Dataset entries on figures:
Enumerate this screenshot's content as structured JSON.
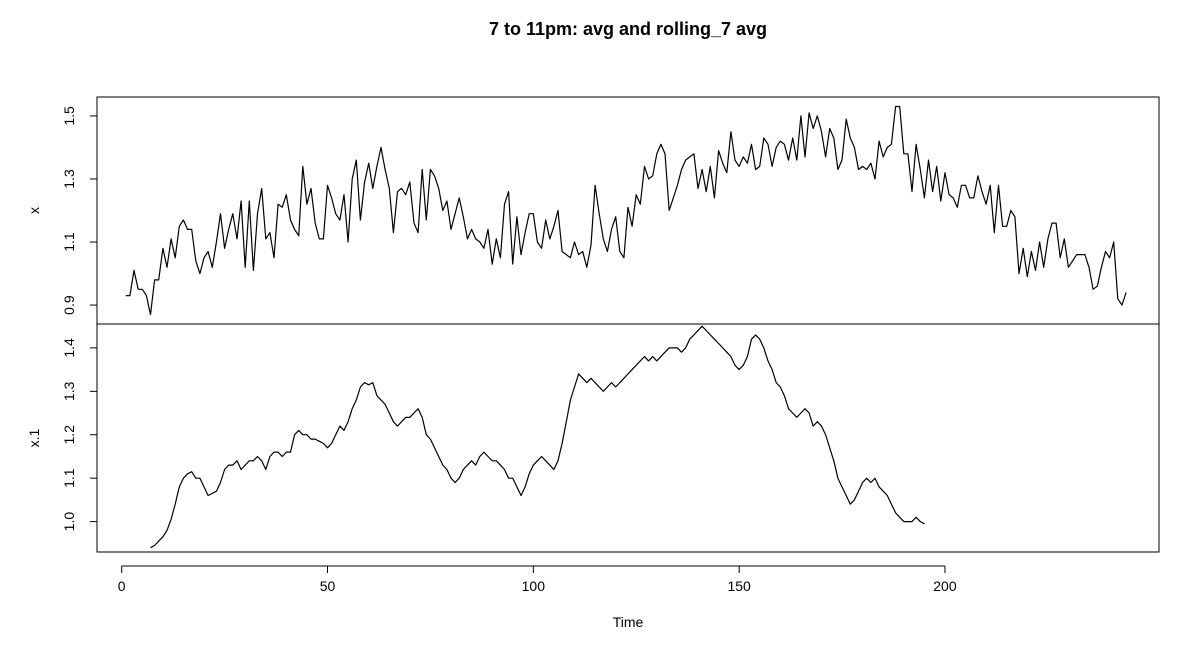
{
  "chart_data": {
    "type": "line",
    "title": "7 to 11pm: avg and rolling_7 avg",
    "xlabel": "Time",
    "xlim": [
      -6,
      252
    ],
    "x_ticks": [
      {
        "value": 0,
        "label": "0"
      },
      {
        "value": 50,
        "label": "50"
      },
      {
        "value": 100,
        "label": "100"
      },
      {
        "value": 150,
        "label": "150"
      },
      {
        "value": 200,
        "label": "200"
      }
    ],
    "panels": [
      {
        "name": "x",
        "ylabel": "x",
        "ylim": [
          0.84,
          1.56
        ],
        "y_ticks": [
          {
            "value": 0.9,
            "label": "0.9"
          },
          {
            "value": 1.1,
            "label": "1.1"
          },
          {
            "value": 1.3,
            "label": "1.3"
          },
          {
            "value": 1.5,
            "label": "1.5"
          }
        ],
        "series": {
          "name": "x",
          "x_start": 1,
          "values": [
            0.93,
            0.93,
            1.01,
            0.95,
            0.95,
            0.93,
            0.87,
            0.98,
            0.98,
            1.08,
            1.02,
            1.11,
            1.05,
            1.15,
            1.17,
            1.14,
            1.14,
            1.04,
            1.0,
            1.05,
            1.07,
            1.02,
            1.1,
            1.19,
            1.08,
            1.14,
            1.19,
            1.11,
            1.23,
            1.02,
            1.23,
            1.01,
            1.19,
            1.27,
            1.11,
            1.13,
            1.05,
            1.22,
            1.21,
            1.25,
            1.17,
            1.14,
            1.12,
            1.34,
            1.22,
            1.27,
            1.16,
            1.11,
            1.11,
            1.28,
            1.24,
            1.19,
            1.17,
            1.25,
            1.1,
            1.3,
            1.36,
            1.17,
            1.29,
            1.35,
            1.27,
            1.34,
            1.4,
            1.33,
            1.27,
            1.13,
            1.26,
            1.27,
            1.25,
            1.29,
            1.16,
            1.13,
            1.33,
            1.17,
            1.33,
            1.31,
            1.27,
            1.2,
            1.23,
            1.14,
            1.19,
            1.24,
            1.18,
            1.11,
            1.14,
            1.11,
            1.1,
            1.08,
            1.14,
            1.03,
            1.11,
            1.05,
            1.22,
            1.26,
            1.03,
            1.18,
            1.06,
            1.13,
            1.19,
            1.19,
            1.1,
            1.08,
            1.17,
            1.11,
            1.15,
            1.2,
            1.07,
            1.06,
            1.05,
            1.1,
            1.06,
            1.07,
            1.02,
            1.09,
            1.28,
            1.19,
            1.11,
            1.07,
            1.14,
            1.18,
            1.07,
            1.05,
            1.21,
            1.15,
            1.25,
            1.22,
            1.34,
            1.3,
            1.31,
            1.38,
            1.41,
            1.38,
            1.2,
            1.24,
            1.28,
            1.33,
            1.36,
            1.37,
            1.38,
            1.27,
            1.33,
            1.26,
            1.34,
            1.24,
            1.39,
            1.35,
            1.32,
            1.45,
            1.36,
            1.34,
            1.37,
            1.35,
            1.41,
            1.33,
            1.34,
            1.43,
            1.41,
            1.34,
            1.4,
            1.42,
            1.41,
            1.36,
            1.43,
            1.36,
            1.5,
            1.37,
            1.51,
            1.46,
            1.5,
            1.45,
            1.37,
            1.46,
            1.43,
            1.33,
            1.36,
            1.49,
            1.43,
            1.4,
            1.33,
            1.34,
            1.33,
            1.35,
            1.3,
            1.42,
            1.37,
            1.4,
            1.41,
            1.53,
            1.53,
            1.38,
            1.38,
            1.26,
            1.41,
            1.33,
            1.24,
            1.36,
            1.26,
            1.34,
            1.23,
            1.32,
            1.25,
            1.24,
            1.21,
            1.28,
            1.28,
            1.24,
            1.24,
            1.31,
            1.26,
            1.22,
            1.28,
            1.13,
            1.28,
            1.15,
            1.15,
            1.2,
            1.18,
            1.0,
            1.08,
            0.99,
            1.07,
            1.01,
            1.1,
            1.02,
            1.11,
            1.16,
            1.16,
            1.05,
            1.11,
            1.02,
            1.04,
            1.06,
            1.06,
            1.06,
            1.02,
            0.95,
            0.96,
            1.02,
            1.07,
            1.05,
            1.1,
            0.92,
            0.9,
            0.94
          ]
        }
      },
      {
        "name": "x.1",
        "ylabel": "x.1",
        "ylim": [
          0.93,
          1.455
        ],
        "y_ticks": [
          {
            "value": 1.0,
            "label": "1.0"
          },
          {
            "value": 1.1,
            "label": "1.1"
          },
          {
            "value": 1.2,
            "label": "1.2"
          },
          {
            "value": 1.3,
            "label": "1.3"
          },
          {
            "value": 1.4,
            "label": "1.4"
          }
        ],
        "series": {
          "name": "x.1",
          "x_start": 7,
          "values": [
            0.94,
            0.945,
            0.955,
            0.965,
            0.98,
            1.005,
            1.04,
            1.08,
            1.1,
            1.11,
            1.115,
            1.1,
            1.1,
            1.08,
            1.06,
            1.065,
            1.07,
            1.09,
            1.12,
            1.13,
            1.13,
            1.14,
            1.12,
            1.13,
            1.14,
            1.14,
            1.15,
            1.14,
            1.12,
            1.15,
            1.16,
            1.16,
            1.15,
            1.16,
            1.16,
            1.2,
            1.21,
            1.2,
            1.2,
            1.19,
            1.19,
            1.185,
            1.18,
            1.17,
            1.18,
            1.2,
            1.22,
            1.21,
            1.23,
            1.26,
            1.28,
            1.31,
            1.32,
            1.315,
            1.32,
            1.29,
            1.28,
            1.27,
            1.25,
            1.23,
            1.22,
            1.23,
            1.24,
            1.24,
            1.25,
            1.26,
            1.24,
            1.2,
            1.19,
            1.17,
            1.15,
            1.13,
            1.12,
            1.1,
            1.09,
            1.1,
            1.12,
            1.13,
            1.14,
            1.13,
            1.15,
            1.16,
            1.15,
            1.14,
            1.14,
            1.13,
            1.12,
            1.1,
            1.1,
            1.08,
            1.06,
            1.08,
            1.11,
            1.13,
            1.14,
            1.15,
            1.14,
            1.13,
            1.12,
            1.14,
            1.18,
            1.23,
            1.28,
            1.31,
            1.34,
            1.33,
            1.32,
            1.33,
            1.32,
            1.31,
            1.3,
            1.31,
            1.32,
            1.31,
            1.32,
            1.33,
            1.34,
            1.35,
            1.36,
            1.37,
            1.38,
            1.37,
            1.38,
            1.37,
            1.38,
            1.39,
            1.4,
            1.4,
            1.4,
            1.39,
            1.4,
            1.42,
            1.43,
            1.44,
            1.45,
            1.44,
            1.43,
            1.42,
            1.41,
            1.4,
            1.39,
            1.38,
            1.36,
            1.35,
            1.36,
            1.38,
            1.42,
            1.43,
            1.42,
            1.4,
            1.37,
            1.35,
            1.32,
            1.31,
            1.29,
            1.26,
            1.25,
            1.24,
            1.25,
            1.26,
            1.25,
            1.22,
            1.23,
            1.22,
            1.2,
            1.17,
            1.14,
            1.1,
            1.08,
            1.06,
            1.04,
            1.05,
            1.07,
            1.09,
            1.1,
            1.09,
            1.1,
            1.08,
            1.07,
            1.06,
            1.04,
            1.02,
            1.01,
            1.0,
            1.0,
            1.0,
            1.01,
            1.0,
            0.995
          ]
        }
      }
    ]
  }
}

Exercise requirements: With the pictures omitted, reproduce the records in full and exactly.

Expected output:
Enumerate this screenshot's content as structured JSON.
{
  "chart_data": {
    "type": "line",
    "title": "7 to 11pm: avg and rolling_7 avg",
    "xlabel": "Time",
    "xlim": [
      -6,
      252
    ],
    "x_ticks": [
      {
        "value": 0,
        "label": "0"
      },
      {
        "value": 50,
        "label": "50"
      },
      {
        "value": 100,
        "label": "100"
      },
      {
        "value": 150,
        "label": "150"
      },
      {
        "value": 200,
        "label": "200"
      }
    ],
    "panels": [
      {
        "name": "x",
        "ylabel": "x",
        "ylim": [
          0.84,
          1.56
        ],
        "y_ticks": [
          {
            "value": 0.9,
            "label": "0.9"
          },
          {
            "value": 1.1,
            "label": "1.1"
          },
          {
            "value": 1.3,
            "label": "1.3"
          },
          {
            "value": 1.5,
            "label": "1.5"
          }
        ],
        "series": {
          "name": "x",
          "x_start": 1,
          "values": [
            0.93,
            0.93,
            1.01,
            0.95,
            0.95,
            0.93,
            0.87,
            0.98,
            0.98,
            1.08,
            1.02,
            1.11,
            1.05,
            1.15,
            1.17,
            1.14,
            1.14,
            1.04,
            1.0,
            1.05,
            1.07,
            1.02,
            1.1,
            1.19,
            1.08,
            1.14,
            1.19,
            1.11,
            1.23,
            1.02,
            1.23,
            1.01,
            1.19,
            1.27,
            1.11,
            1.13,
            1.05,
            1.22,
            1.21,
            1.25,
            1.17,
            1.14,
            1.12,
            1.34,
            1.22,
            1.27,
            1.16,
            1.11,
            1.11,
            1.28,
            1.24,
            1.19,
            1.17,
            1.25,
            1.1,
            1.3,
            1.36,
            1.17,
            1.29,
            1.35,
            1.27,
            1.34,
            1.4,
            1.33,
            1.27,
            1.13,
            1.26,
            1.27,
            1.25,
            1.29,
            1.16,
            1.13,
            1.33,
            1.17,
            1.33,
            1.31,
            1.27,
            1.2,
            1.23,
            1.14,
            1.19,
            1.24,
            1.18,
            1.11,
            1.14,
            1.11,
            1.1,
            1.08,
            1.14,
            1.03,
            1.11,
            1.05,
            1.22,
            1.26,
            1.03,
            1.18,
            1.06,
            1.13,
            1.19,
            1.19,
            1.1,
            1.08,
            1.17,
            1.11,
            1.15,
            1.2,
            1.07,
            1.06,
            1.05,
            1.1,
            1.06,
            1.07,
            1.02,
            1.09,
            1.28,
            1.19,
            1.11,
            1.07,
            1.14,
            1.18,
            1.07,
            1.05,
            1.21,
            1.15,
            1.25,
            1.22,
            1.34,
            1.3,
            1.31,
            1.38,
            1.41,
            1.38,
            1.2,
            1.24,
            1.28,
            1.33,
            1.36,
            1.37,
            1.38,
            1.27,
            1.33,
            1.26,
            1.34,
            1.24,
            1.39,
            1.35,
            1.32,
            1.45,
            1.36,
            1.34,
            1.37,
            1.35,
            1.41,
            1.33,
            1.34,
            1.43,
            1.41,
            1.34,
            1.4,
            1.42,
            1.41,
            1.36,
            1.43,
            1.36,
            1.5,
            1.37,
            1.51,
            1.46,
            1.5,
            1.45,
            1.37,
            1.46,
            1.43,
            1.33,
            1.36,
            1.49,
            1.43,
            1.4,
            1.33,
            1.34,
            1.33,
            1.35,
            1.3,
            1.42,
            1.37,
            1.4,
            1.41,
            1.53,
            1.53,
            1.38,
            1.38,
            1.26,
            1.41,
            1.33,
            1.24,
            1.36,
            1.26,
            1.34,
            1.23,
            1.32,
            1.25,
            1.24,
            1.21,
            1.28,
            1.28,
            1.24,
            1.24,
            1.31,
            1.26,
            1.22,
            1.28,
            1.13,
            1.28,
            1.15,
            1.15,
            1.2,
            1.18,
            1.0,
            1.08,
            0.99,
            1.07,
            1.01,
            1.1,
            1.02,
            1.11,
            1.16,
            1.16,
            1.05,
            1.11,
            1.02,
            1.04,
            1.06,
            1.06,
            1.06,
            1.02,
            0.95,
            0.96,
            1.02,
            1.07,
            1.05,
            1.1,
            0.92,
            0.9,
            0.94
          ]
        }
      },
      {
        "name": "x.1",
        "ylabel": "x.1",
        "ylim": [
          0.93,
          1.455
        ],
        "y_ticks": [
          {
            "value": 1.0,
            "label": "1.0"
          },
          {
            "value": 1.1,
            "label": "1.1"
          },
          {
            "value": 1.2,
            "label": "1.2"
          },
          {
            "value": 1.3,
            "label": "1.3"
          },
          {
            "value": 1.4,
            "label": "1.4"
          }
        ],
        "series": {
          "name": "x.1",
          "x_start": 7,
          "values": [
            0.94,
            0.945,
            0.955,
            0.965,
            0.98,
            1.005,
            1.04,
            1.08,
            1.1,
            1.11,
            1.115,
            1.1,
            1.1,
            1.08,
            1.06,
            1.065,
            1.07,
            1.09,
            1.12,
            1.13,
            1.13,
            1.14,
            1.12,
            1.13,
            1.14,
            1.14,
            1.15,
            1.14,
            1.12,
            1.15,
            1.16,
            1.16,
            1.15,
            1.16,
            1.16,
            1.2,
            1.21,
            1.2,
            1.2,
            1.19,
            1.19,
            1.185,
            1.18,
            1.17,
            1.18,
            1.2,
            1.22,
            1.21,
            1.23,
            1.26,
            1.28,
            1.31,
            1.32,
            1.315,
            1.32,
            1.29,
            1.28,
            1.27,
            1.25,
            1.23,
            1.22,
            1.23,
            1.24,
            1.24,
            1.25,
            1.26,
            1.24,
            1.2,
            1.19,
            1.17,
            1.15,
            1.13,
            1.12,
            1.1,
            1.09,
            1.1,
            1.12,
            1.13,
            1.14,
            1.13,
            1.15,
            1.16,
            1.15,
            1.14,
            1.14,
            1.13,
            1.12,
            1.1,
            1.1,
            1.08,
            1.06,
            1.08,
            1.11,
            1.13,
            1.14,
            1.15,
            1.14,
            1.13,
            1.12,
            1.14,
            1.18,
            1.23,
            1.28,
            1.31,
            1.34,
            1.33,
            1.32,
            1.33,
            1.32,
            1.31,
            1.3,
            1.31,
            1.32,
            1.31,
            1.32,
            1.33,
            1.34,
            1.35,
            1.36,
            1.37,
            1.38,
            1.37,
            1.38,
            1.37,
            1.38,
            1.39,
            1.4,
            1.4,
            1.4,
            1.39,
            1.4,
            1.42,
            1.43,
            1.44,
            1.45,
            1.44,
            1.43,
            1.42,
            1.41,
            1.4,
            1.39,
            1.38,
            1.36,
            1.35,
            1.36,
            1.38,
            1.42,
            1.43,
            1.42,
            1.4,
            1.37,
            1.35,
            1.32,
            1.31,
            1.29,
            1.26,
            1.25,
            1.24,
            1.25,
            1.26,
            1.25,
            1.22,
            1.23,
            1.22,
            1.2,
            1.17,
            1.14,
            1.1,
            1.08,
            1.06,
            1.04,
            1.05,
            1.07,
            1.09,
            1.1,
            1.09,
            1.1,
            1.08,
            1.07,
            1.06,
            1.04,
            1.02,
            1.01,
            1.0,
            1.0,
            1.0,
            1.01,
            1.0,
            0.995
          ]
        }
      }
    ]
  }
}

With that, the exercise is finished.